Exercise goal:
Reproduce all of the data exactly, with no line skipped.

[Data records]

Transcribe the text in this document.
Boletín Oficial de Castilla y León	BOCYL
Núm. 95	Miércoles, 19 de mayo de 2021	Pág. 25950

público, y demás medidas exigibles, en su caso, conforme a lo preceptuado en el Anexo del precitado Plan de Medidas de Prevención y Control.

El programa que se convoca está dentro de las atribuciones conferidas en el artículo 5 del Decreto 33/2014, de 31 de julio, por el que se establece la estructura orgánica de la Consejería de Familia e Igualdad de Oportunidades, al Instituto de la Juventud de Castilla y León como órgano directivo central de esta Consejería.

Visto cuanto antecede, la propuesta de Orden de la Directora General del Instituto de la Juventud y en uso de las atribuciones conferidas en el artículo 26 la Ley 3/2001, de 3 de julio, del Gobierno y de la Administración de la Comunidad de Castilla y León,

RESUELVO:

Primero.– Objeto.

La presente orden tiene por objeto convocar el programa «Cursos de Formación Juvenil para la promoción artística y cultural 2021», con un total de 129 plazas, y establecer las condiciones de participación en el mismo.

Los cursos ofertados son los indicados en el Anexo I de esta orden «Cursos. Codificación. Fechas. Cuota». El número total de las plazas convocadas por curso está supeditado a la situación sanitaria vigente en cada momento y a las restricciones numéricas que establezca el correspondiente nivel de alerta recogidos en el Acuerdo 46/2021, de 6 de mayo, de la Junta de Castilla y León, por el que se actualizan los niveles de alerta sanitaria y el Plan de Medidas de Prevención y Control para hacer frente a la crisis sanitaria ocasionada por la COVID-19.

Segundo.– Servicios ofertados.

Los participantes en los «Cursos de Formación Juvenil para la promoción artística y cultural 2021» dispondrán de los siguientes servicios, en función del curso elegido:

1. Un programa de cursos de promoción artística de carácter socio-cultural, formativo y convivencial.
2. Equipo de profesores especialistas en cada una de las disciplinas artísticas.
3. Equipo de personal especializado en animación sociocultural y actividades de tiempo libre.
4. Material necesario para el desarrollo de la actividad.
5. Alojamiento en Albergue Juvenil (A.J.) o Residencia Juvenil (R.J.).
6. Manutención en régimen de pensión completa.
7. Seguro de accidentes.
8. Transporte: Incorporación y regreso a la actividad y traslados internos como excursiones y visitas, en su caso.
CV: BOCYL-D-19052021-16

Result for this exercise:
Transcribe the text in this document.
Boletín Oficial de Castilla y León	BOCYL
Núm. 95	Miércoles, 19 de mayo de 2021	Pág. 25950

público, y demás medidas exigibles, en su caso, conforme a lo preceptuado en el Anexo del precitado Plan de Medidas de Prevención y Control.

El programa que se convoca está dentro de las atribuciones conferidas en el artículo 5 del Decreto 33/2014, de 31 de julio, por el que se establece la estructura orgánica de la Consejería de Familia e Igualdad de Oportunidades, al Instituto de la Juventud de Castilla y León como órgano directivo central de esta Consejería.

Visto cuanto antecede, la propuesta de Orden de la Directora General del Instituto de la Juventud y en uso de las atribuciones conferidas en el artículo 26 la Ley 3/2001, de 3 de julio, del Gobierno y de la Administración de la Comunidad de Castilla y León,

RESUELVO:

Primero.– Objeto.

La presente orden tiene por objeto convocar el programa «Cursos de Formación Juvenil para la promoción artística y cultural 2021», con un total de 129 plazas, y establecer las condiciones de participación en el mismo.

Los cursos ofertados son los indicados en el Anexo I de esta orden «Cursos. Codificación. Fechas. Cuota». El número total de las plazas convocadas por curso está supeditado a la situación sanitaria vigente en cada momento y a las restricciones numéricas que establezca el correspondiente nivel de alerta recogidos en el Acuerdo 46/2021, de 6 de mayo, de la Junta de Castilla y León, por el que se actualizan los niveles de alerta sanitaria y el Plan de Medidas de Prevención y Control para hacer frente a la crisis sanitaria ocasionada por la COVID-19.

Segundo.– Servicios ofertados.

Los participantes en los «Cursos de Formación Juvenil para la promoción artística y cultural 2021» dispondrán de los siguientes servicios, en función del curso elegido:

1. Un programa de cursos de promoción artística de carácter socio-cultural, formativo y convivencial.
2. Equipo de profesores especialistas en cada una de las disciplinas artísticas.
3. Equipo de personal especializado en animación sociocultural y actividades de tiempo libre.
4. Material necesario para el desarrollo de la actividad.
5. Alojamiento en Albergue Juvenil (A.J.) o Residencia Juvenil (R.J.).
6. Manutención en régimen de pensión completa.
7. Seguro de accidentes.
8. Transporte: Incorporación y regreso a la actividad y traslados internos como excursiones y visitas, en su caso.
CV: BOCYL-D-19052021-16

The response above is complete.